▸ REQUIREMENT
Transcribe the material in full, exactly as written.

Extracted records
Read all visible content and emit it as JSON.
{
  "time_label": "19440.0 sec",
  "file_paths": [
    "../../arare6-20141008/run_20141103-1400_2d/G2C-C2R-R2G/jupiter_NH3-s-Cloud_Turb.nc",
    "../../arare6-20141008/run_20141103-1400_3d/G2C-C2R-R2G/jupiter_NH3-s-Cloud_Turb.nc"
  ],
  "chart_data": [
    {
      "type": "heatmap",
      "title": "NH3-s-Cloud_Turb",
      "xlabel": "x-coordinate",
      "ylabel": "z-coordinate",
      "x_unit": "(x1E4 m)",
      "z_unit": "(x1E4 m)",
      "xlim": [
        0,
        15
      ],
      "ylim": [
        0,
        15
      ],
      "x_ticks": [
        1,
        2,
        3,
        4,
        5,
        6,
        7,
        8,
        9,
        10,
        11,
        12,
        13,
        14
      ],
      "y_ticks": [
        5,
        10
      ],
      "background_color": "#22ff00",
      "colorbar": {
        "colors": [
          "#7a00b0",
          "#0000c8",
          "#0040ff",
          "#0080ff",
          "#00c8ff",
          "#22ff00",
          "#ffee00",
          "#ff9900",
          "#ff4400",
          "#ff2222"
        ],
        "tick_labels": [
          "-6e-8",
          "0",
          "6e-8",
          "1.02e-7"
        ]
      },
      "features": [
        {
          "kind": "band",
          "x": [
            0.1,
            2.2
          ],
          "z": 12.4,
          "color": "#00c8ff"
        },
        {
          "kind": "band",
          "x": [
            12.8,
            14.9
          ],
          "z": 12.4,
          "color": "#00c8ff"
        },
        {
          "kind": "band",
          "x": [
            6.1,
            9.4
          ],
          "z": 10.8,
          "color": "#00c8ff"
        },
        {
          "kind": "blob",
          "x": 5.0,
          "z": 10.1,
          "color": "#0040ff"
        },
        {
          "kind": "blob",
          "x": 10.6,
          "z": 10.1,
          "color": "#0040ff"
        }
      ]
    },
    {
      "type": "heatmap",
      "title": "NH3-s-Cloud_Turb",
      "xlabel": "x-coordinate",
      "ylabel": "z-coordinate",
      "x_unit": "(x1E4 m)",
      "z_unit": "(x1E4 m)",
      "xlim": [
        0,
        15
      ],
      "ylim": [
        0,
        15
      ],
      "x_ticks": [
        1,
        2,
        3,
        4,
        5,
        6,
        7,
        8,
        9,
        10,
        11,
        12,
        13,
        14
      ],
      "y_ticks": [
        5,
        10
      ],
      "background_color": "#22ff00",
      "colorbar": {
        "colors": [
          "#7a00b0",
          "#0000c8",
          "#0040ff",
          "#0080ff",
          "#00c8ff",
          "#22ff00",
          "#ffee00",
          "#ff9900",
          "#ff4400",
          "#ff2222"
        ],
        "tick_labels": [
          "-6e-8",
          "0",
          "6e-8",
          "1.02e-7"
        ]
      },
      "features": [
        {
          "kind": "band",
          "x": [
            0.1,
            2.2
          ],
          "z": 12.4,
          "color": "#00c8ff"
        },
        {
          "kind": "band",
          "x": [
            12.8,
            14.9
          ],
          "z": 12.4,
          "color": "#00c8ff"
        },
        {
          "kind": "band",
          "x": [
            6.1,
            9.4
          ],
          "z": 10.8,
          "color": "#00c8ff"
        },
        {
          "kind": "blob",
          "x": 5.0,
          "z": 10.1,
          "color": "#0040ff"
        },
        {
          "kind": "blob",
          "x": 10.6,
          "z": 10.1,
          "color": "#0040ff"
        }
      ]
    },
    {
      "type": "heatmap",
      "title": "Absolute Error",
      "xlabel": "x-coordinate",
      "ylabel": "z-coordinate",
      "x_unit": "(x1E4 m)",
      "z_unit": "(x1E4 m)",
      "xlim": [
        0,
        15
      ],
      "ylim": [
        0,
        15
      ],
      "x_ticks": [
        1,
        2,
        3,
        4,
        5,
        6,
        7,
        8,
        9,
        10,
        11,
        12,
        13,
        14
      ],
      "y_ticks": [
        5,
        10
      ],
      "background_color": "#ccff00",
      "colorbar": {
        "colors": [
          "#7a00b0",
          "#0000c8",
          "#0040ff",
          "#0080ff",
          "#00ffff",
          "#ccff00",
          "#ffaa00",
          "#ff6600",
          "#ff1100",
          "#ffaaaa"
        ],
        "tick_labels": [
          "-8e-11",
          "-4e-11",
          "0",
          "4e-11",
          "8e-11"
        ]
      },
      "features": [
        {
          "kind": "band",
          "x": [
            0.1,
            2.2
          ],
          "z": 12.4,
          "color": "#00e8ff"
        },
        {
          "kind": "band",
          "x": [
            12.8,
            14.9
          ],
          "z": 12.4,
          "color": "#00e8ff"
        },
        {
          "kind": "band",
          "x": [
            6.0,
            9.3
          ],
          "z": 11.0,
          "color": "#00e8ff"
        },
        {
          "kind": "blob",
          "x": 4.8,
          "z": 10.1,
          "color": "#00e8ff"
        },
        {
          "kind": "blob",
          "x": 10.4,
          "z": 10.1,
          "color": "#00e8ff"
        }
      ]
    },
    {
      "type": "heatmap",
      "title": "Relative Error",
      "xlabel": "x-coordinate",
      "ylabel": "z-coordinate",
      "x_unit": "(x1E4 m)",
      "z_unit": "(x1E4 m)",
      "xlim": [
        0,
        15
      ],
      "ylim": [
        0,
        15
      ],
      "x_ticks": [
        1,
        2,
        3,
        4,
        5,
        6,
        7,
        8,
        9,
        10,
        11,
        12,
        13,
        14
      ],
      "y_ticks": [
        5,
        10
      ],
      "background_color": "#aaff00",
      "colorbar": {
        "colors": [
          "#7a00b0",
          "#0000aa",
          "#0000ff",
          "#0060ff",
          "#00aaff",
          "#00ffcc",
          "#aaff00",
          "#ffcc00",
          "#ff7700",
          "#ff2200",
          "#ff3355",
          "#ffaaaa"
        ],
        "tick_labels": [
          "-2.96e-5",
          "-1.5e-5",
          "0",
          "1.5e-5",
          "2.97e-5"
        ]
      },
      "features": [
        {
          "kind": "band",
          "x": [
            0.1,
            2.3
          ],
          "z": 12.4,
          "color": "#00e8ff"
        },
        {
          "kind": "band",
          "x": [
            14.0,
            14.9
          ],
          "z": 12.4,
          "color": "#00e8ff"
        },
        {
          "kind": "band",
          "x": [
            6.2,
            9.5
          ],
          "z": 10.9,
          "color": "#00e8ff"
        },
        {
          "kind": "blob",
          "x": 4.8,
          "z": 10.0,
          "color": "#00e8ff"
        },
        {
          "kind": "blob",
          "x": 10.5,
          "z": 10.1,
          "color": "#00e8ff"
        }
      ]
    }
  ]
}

▸ ANSWER TO THE PROBLEM
Read all visible content and emit it as JSON.
{
  "time_label": "19440.0 sec",
  "file_paths": [
    "../../arare6-20141008/run_20141103-1400_2d/G2C-C2R-R2G/jupiter_NH3-s-Cloud_Turb.nc",
    "../../arare6-20141008/run_20141103-1400_3d/G2C-C2R-R2G/jupiter_NH3-s-Cloud_Turb.nc"
  ],
  "chart_data": [
    {
      "type": "heatmap",
      "title": "NH3-s-Cloud_Turb",
      "xlabel": "x-coordinate",
      "ylabel": "z-coordinate",
      "x_unit": "(x1E4 m)",
      "z_unit": "(x1E4 m)",
      "xlim": [
        0,
        15
      ],
      "ylim": [
        0,
        15
      ],
      "x_ticks": [
        1,
        2,
        3,
        4,
        5,
        6,
        7,
        8,
        9,
        10,
        11,
        12,
        13,
        14
      ],
      "y_ticks": [
        5,
        10
      ],
      "background_color": "#22ff00",
      "colorbar": {
        "colors": [
          "#7a00b0",
          "#0000c8",
          "#0040ff",
          "#0080ff",
          "#00c8ff",
          "#22ff00",
          "#ffee00",
          "#ff9900",
          "#ff4400",
          "#ff2222"
        ],
        "tick_labels": [
          "-6e-8",
          "0",
          "6e-8",
          "1.02e-7"
        ]
      },
      "features": [
        {
          "kind": "band",
          "x": [
            0.1,
            2.2
          ],
          "z": 12.4,
          "color": "#00c8ff"
        },
        {
          "kind": "band",
          "x": [
            12.8,
            14.9
          ],
          "z": 12.4,
          "color": "#00c8ff"
        },
        {
          "kind": "band",
          "x": [
            6.1,
            9.4
          ],
          "z": 10.8,
          "color": "#00c8ff"
        },
        {
          "kind": "blob",
          "x": 5.0,
          "z": 10.1,
          "color": "#0040ff"
        },
        {
          "kind": "blob",
          "x": 10.6,
          "z": 10.1,
          "color": "#0040ff"
        }
      ]
    },
    {
      "type": "heatmap",
      "title": "NH3-s-Cloud_Turb",
      "xlabel": "x-coordinate",
      "ylabel": "z-coordinate",
      "x_unit": "(x1E4 m)",
      "z_unit": "(x1E4 m)",
      "xlim": [
        0,
        15
      ],
      "ylim": [
        0,
        15
      ],
      "x_ticks": [
        1,
        2,
        3,
        4,
        5,
        6,
        7,
        8,
        9,
        10,
        11,
        12,
        13,
        14
      ],
      "y_ticks": [
        5,
        10
      ],
      "background_color": "#22ff00",
      "colorbar": {
        "colors": [
          "#7a00b0",
          "#0000c8",
          "#0040ff",
          "#0080ff",
          "#00c8ff",
          "#22ff00",
          "#ffee00",
          "#ff9900",
          "#ff4400",
          "#ff2222"
        ],
        "tick_labels": [
          "-6e-8",
          "0",
          "6e-8",
          "1.02e-7"
        ]
      },
      "features": [
        {
          "kind": "band",
          "x": [
            0.1,
            2.2
          ],
          "z": 12.4,
          "color": "#00c8ff"
        },
        {
          "kind": "band",
          "x": [
            12.8,
            14.9
          ],
          "z": 12.4,
          "color": "#00c8ff"
        },
        {
          "kind": "band",
          "x": [
            6.1,
            9.4
          ],
          "z": 10.8,
          "color": "#00c8ff"
        },
        {
          "kind": "blob",
          "x": 5.0,
          "z": 10.1,
          "color": "#0040ff"
        },
        {
          "kind": "blob",
          "x": 10.6,
          "z": 10.1,
          "color": "#0040ff"
        }
      ]
    },
    {
      "type": "heatmap",
      "title": "Absolute Error",
      "xlabel": "x-coordinate",
      "ylabel": "z-coordinate",
      "x_unit": "(x1E4 m)",
      "z_unit": "(x1E4 m)",
      "xlim": [
        0,
        15
      ],
      "ylim": [
        0,
        15
      ],
      "x_ticks": [
        1,
        2,
        3,
        4,
        5,
        6,
        7,
        8,
        9,
        10,
        11,
        12,
        13,
        14
      ],
      "y_ticks": [
        5,
        10
      ],
      "background_color": "#ccff00",
      "colorbar": {
        "colors": [
          "#7a00b0",
          "#0000c8",
          "#0040ff",
          "#0080ff",
          "#00ffff",
          "#ccff00",
          "#ffaa00",
          "#ff6600",
          "#ff1100",
          "#ffaaaa"
        ],
        "tick_labels": [
          "-8e-11",
          "-4e-11",
          "0",
          "4e-11",
          "8e-11"
        ]
      },
      "features": [
        {
          "kind": "band",
          "x": [
            0.1,
            2.2
          ],
          "z": 12.4,
          "color": "#00e8ff"
        },
        {
          "kind": "band",
          "x": [
            12.8,
            14.9
          ],
          "z": 12.4,
          "color": "#00e8ff"
        },
        {
          "kind": "band",
          "x": [
            6.0,
            9.3
          ],
          "z": 11.0,
          "color": "#00e8ff"
        },
        {
          "kind": "blob",
          "x": 4.8,
          "z": 10.1,
          "color": "#00e8ff"
        },
        {
          "kind": "blob",
          "x": 10.4,
          "z": 10.1,
          "color": "#00e8ff"
        }
      ]
    },
    {
      "type": "heatmap",
      "title": "Relative Error",
      "xlabel": "x-coordinate",
      "ylabel": "z-coordinate",
      "x_unit": "(x1E4 m)",
      "z_unit": "(x1E4 m)",
      "xlim": [
        0,
        15
      ],
      "ylim": [
        0,
        15
      ],
      "x_ticks": [
        1,
        2,
        3,
        4,
        5,
        6,
        7,
        8,
        9,
        10,
        11,
        12,
        13,
        14
      ],
      "y_ticks": [
        5,
        10
      ],
      "background_color": "#aaff00",
      "colorbar": {
        "colors": [
          "#7a00b0",
          "#0000aa",
          "#0000ff",
          "#0060ff",
          "#00aaff",
          "#00ffcc",
          "#aaff00",
          "#ffcc00",
          "#ff7700",
          "#ff2200",
          "#ff3355",
          "#ffaaaa"
        ],
        "tick_labels": [
          "-2.96e-5",
          "-1.5e-5",
          "0",
          "1.5e-5",
          "2.97e-5"
        ]
      },
      "features": [
        {
          "kind": "band",
          "x": [
            0.1,
            2.3
          ],
          "z": 12.4,
          "color": "#00e8ff"
        },
        {
          "kind": "band",
          "x": [
            14.0,
            14.9
          ],
          "z": 12.4,
          "color": "#00e8ff"
        },
        {
          "kind": "band",
          "x": [
            6.2,
            9.5
          ],
          "z": 10.9,
          "color": "#00e8ff"
        },
        {
          "kind": "blob",
          "x": 4.8,
          "z": 10.0,
          "color": "#00e8ff"
        },
        {
          "kind": "blob",
          "x": 10.5,
          "z": 10.1,
          "color": "#00e8ff"
        }
      ]
    }
  ]
}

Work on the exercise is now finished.